▸ **Stated task**: How many lines in the records below hold the string "אישית"? Please answer with the number and nothing more.

(Saved data entries)

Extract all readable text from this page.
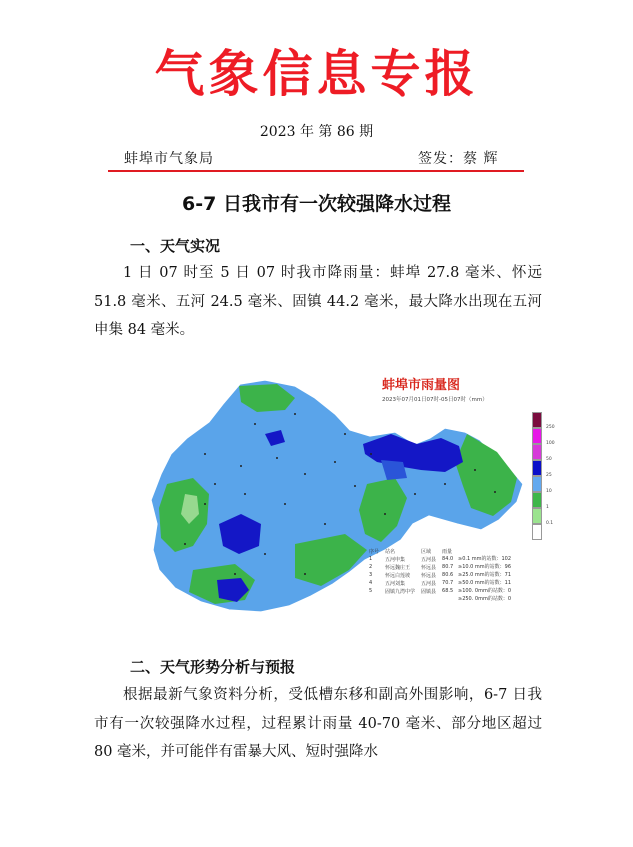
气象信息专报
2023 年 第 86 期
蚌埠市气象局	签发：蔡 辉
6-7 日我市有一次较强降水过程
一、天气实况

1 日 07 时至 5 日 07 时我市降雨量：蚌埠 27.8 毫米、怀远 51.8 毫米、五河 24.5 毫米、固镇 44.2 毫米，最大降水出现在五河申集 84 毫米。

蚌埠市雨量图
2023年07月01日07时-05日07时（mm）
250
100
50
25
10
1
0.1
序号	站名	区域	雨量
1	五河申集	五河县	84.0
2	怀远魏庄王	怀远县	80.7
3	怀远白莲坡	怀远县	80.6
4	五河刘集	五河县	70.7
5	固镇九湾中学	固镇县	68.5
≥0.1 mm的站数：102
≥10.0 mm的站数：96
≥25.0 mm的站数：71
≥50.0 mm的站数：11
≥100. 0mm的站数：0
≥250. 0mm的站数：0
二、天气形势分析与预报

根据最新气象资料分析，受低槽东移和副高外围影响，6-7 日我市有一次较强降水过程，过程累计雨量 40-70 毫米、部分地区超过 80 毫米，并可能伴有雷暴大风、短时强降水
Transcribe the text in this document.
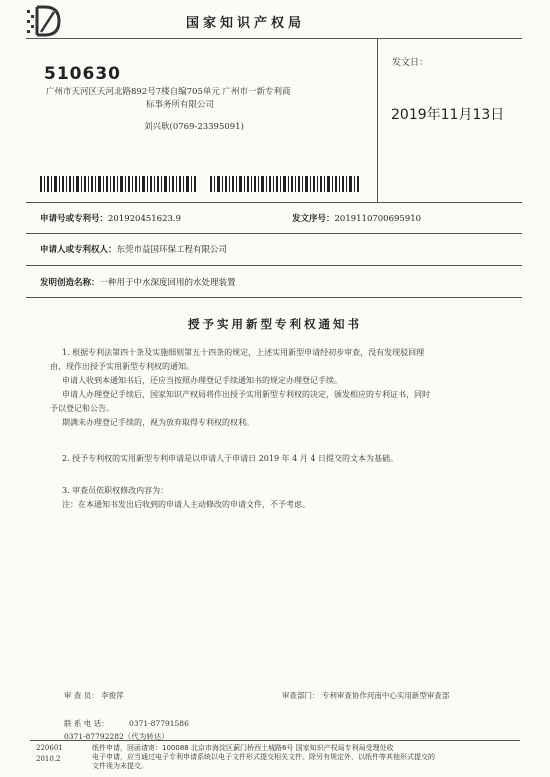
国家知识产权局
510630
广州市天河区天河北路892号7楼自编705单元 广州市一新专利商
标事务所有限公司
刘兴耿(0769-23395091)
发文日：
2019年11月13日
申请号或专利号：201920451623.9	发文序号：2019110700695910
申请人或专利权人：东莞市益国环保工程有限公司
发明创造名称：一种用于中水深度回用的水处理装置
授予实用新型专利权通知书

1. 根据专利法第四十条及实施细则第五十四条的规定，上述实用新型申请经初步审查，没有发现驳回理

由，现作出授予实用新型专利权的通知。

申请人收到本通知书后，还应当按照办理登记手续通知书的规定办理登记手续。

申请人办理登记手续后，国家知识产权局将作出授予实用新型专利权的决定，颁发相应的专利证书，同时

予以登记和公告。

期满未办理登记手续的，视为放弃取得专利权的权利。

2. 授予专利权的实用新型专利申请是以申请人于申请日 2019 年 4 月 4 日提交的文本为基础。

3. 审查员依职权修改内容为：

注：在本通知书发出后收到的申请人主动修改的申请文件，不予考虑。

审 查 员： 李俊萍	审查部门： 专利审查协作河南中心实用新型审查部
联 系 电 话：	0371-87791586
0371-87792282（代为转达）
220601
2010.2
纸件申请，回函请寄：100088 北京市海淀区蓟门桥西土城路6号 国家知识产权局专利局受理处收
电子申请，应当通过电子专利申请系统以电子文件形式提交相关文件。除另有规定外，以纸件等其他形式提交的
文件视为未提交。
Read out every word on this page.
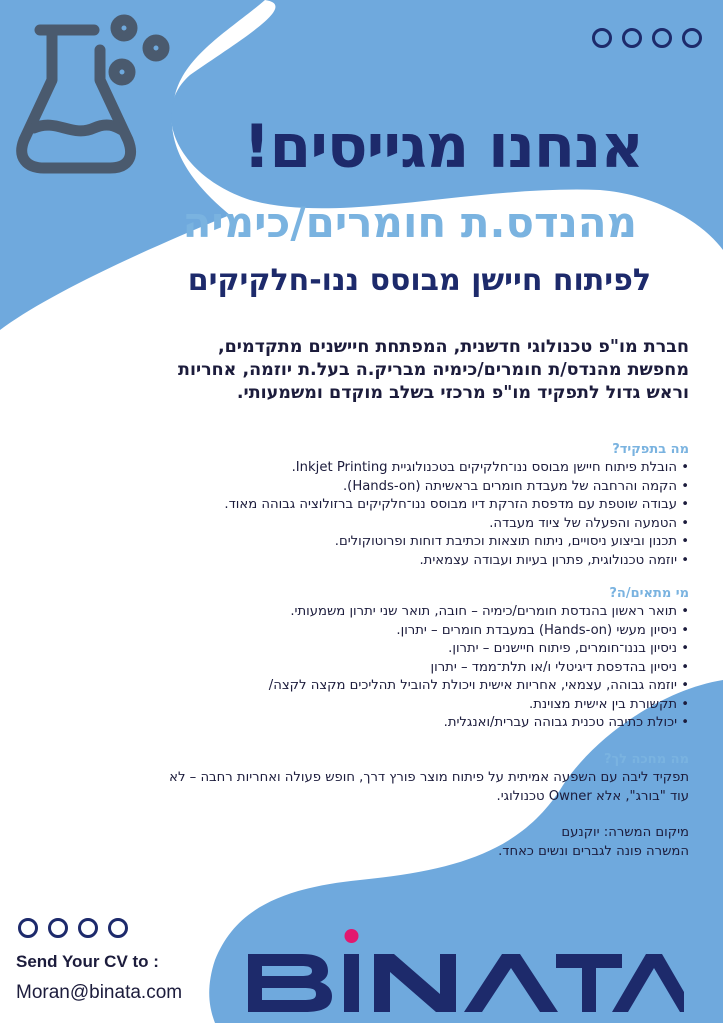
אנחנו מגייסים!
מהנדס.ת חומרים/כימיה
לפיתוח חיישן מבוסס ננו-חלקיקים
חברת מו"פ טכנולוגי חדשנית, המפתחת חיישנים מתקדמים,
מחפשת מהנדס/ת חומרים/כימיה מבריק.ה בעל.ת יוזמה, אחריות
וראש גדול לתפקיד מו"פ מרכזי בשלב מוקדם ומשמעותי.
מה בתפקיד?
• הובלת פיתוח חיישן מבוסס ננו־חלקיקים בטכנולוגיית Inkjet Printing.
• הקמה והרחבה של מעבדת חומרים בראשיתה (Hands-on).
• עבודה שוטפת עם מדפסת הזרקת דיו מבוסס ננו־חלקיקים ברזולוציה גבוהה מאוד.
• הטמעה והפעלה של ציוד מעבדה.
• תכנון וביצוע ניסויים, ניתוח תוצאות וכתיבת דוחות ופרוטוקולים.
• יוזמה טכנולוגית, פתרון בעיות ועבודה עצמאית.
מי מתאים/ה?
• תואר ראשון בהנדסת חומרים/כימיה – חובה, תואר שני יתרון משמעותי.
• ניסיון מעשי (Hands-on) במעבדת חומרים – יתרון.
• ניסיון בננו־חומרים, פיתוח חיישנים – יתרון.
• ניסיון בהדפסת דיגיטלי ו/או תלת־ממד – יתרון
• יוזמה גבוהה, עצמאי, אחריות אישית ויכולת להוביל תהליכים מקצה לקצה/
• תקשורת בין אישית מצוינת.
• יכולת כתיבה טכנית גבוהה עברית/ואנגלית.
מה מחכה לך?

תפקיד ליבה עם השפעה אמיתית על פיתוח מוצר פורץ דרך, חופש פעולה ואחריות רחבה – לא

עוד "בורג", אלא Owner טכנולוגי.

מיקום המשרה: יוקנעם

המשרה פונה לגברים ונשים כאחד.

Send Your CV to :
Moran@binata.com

▸ **Task output**: 2